GIVEN TASK :: The entire listing is to be repeated verbatim.

[Dataset records]
______
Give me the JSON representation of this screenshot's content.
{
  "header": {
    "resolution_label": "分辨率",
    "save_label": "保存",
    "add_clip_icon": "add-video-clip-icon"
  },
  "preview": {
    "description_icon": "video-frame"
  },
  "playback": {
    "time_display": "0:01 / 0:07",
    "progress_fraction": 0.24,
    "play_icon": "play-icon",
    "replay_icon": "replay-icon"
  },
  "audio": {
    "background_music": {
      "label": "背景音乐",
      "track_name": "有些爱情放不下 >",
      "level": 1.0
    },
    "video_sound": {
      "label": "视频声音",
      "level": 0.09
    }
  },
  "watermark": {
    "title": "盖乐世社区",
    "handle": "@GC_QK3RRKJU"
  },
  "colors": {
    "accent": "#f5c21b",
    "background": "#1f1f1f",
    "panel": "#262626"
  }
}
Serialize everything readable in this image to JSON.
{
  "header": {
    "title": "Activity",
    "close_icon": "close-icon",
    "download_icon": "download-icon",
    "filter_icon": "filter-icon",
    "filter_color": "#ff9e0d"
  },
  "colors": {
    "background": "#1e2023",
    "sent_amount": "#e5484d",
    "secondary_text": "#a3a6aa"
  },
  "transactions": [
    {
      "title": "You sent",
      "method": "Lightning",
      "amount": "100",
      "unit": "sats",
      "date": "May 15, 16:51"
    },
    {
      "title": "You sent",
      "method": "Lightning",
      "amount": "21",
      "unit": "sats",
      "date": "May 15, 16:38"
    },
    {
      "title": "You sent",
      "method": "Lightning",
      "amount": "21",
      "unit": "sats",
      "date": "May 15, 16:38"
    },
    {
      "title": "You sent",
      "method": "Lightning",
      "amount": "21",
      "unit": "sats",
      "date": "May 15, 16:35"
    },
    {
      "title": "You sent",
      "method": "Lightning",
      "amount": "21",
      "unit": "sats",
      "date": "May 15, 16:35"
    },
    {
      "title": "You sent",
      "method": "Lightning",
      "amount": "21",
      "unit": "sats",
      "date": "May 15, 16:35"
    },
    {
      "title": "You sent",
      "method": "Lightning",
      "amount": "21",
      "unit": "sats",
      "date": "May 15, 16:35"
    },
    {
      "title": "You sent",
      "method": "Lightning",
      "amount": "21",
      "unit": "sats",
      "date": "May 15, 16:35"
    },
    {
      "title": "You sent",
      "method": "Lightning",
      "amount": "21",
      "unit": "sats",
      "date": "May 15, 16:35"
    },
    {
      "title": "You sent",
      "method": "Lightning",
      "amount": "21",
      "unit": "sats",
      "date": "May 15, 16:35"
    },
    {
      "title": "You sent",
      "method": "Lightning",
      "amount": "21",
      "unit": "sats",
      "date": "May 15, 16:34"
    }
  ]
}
______
ANSWER TO THIS PROBLEM ::
Give me the JSON representation of this screenshot's content.
{
  "header": {
    "resolution_label": "分辨率",
    "save_label": "保存",
    "add_clip_icon": "add-video-clip-icon"
  },
  "preview": {
    "description_icon": "video-frame"
  },
  "playback": {
    "time_display": "0:01 / 0:07",
    "progress_fraction": 0.24,
    "play_icon": "play-icon",
    "replay_icon": "replay-icon"
  },
  "audio": {
    "background_music": {
      "label": "背景音乐",
      "track_name": "有些爱情放不下 >",
      "level": 1.0
    },
    "video_sound": {
      "label": "视频声音",
      "level": 0.09
    }
  },
  "watermark": {
    "title": "盖乐世社区",
    "handle": "@GC_QK3RRKJU"
  },
  "colors": {
    "accent": "#f5c21b",
    "background": "#1f1f1f",
    "panel": "#262626"
  }
}
Serialize everything readable in this image to JSON.
{
  "header": {
    "title": "Activity",
    "close_icon": "close-icon",
    "download_icon": "download-icon",
    "filter_icon": "filter-icon",
    "filter_color": "#ff9e0d"
  },
  "colors": {
    "background": "#1e2023",
    "sent_amount": "#e5484d",
    "secondary_text": "#a3a6aa"
  },
  "transactions": [
    {
      "title": "You sent",
      "method": "Lightning",
      "amount": "100",
      "unit": "sats",
      "date": "May 15, 16:51"
    },
    {
      "title": "You sent",
      "method": "Lightning",
      "amount": "21",
      "unit": "sats",
      "date": "May 15, 16:38"
    },
    {
      "title": "You sent",
      "method": "Lightning",
      "amount": "21",
      "unit": "sats",
      "date": "May 15, 16:38"
    },
    {
      "title": "You sent",
      "method": "Lightning",
      "amount": "21",
      "unit": "sats",
      "date": "May 15, 16:35"
    },
    {
      "title": "You sent",
      "method": "Lightning",
      "amount": "21",
      "unit": "sats",
      "date": "May 15, 16:35"
    },
    {
      "title": "You sent",
      "method": "Lightning",
      "amount": "21",
      "unit": "sats",
      "date": "May 15, 16:35"
    },
    {
      "title": "You sent",
      "method": "Lightning",
      "amount": "21",
      "unit": "sats",
      "date": "May 15, 16:35"
    },
    {
      "title": "You sent",
      "method": "Lightning",
      "amount": "21",
      "unit": "sats",
      "date": "May 15, 16:35"
    },
    {
      "title": "You sent",
      "method": "Lightning",
      "amount": "21",
      "unit": "sats",
      "date": "May 15, 16:35"
    },
    {
      "title": "You sent",
      "method": "Lightning",
      "amount": "21",
      "unit": "sats",
      "date": "May 15, 16:35"
    },
    {
      "title": "You sent",
      "method": "Lightning",
      "amount": "21",
      "unit": "sats",
      "date": "May 15, 16:34"
    }
  ]
}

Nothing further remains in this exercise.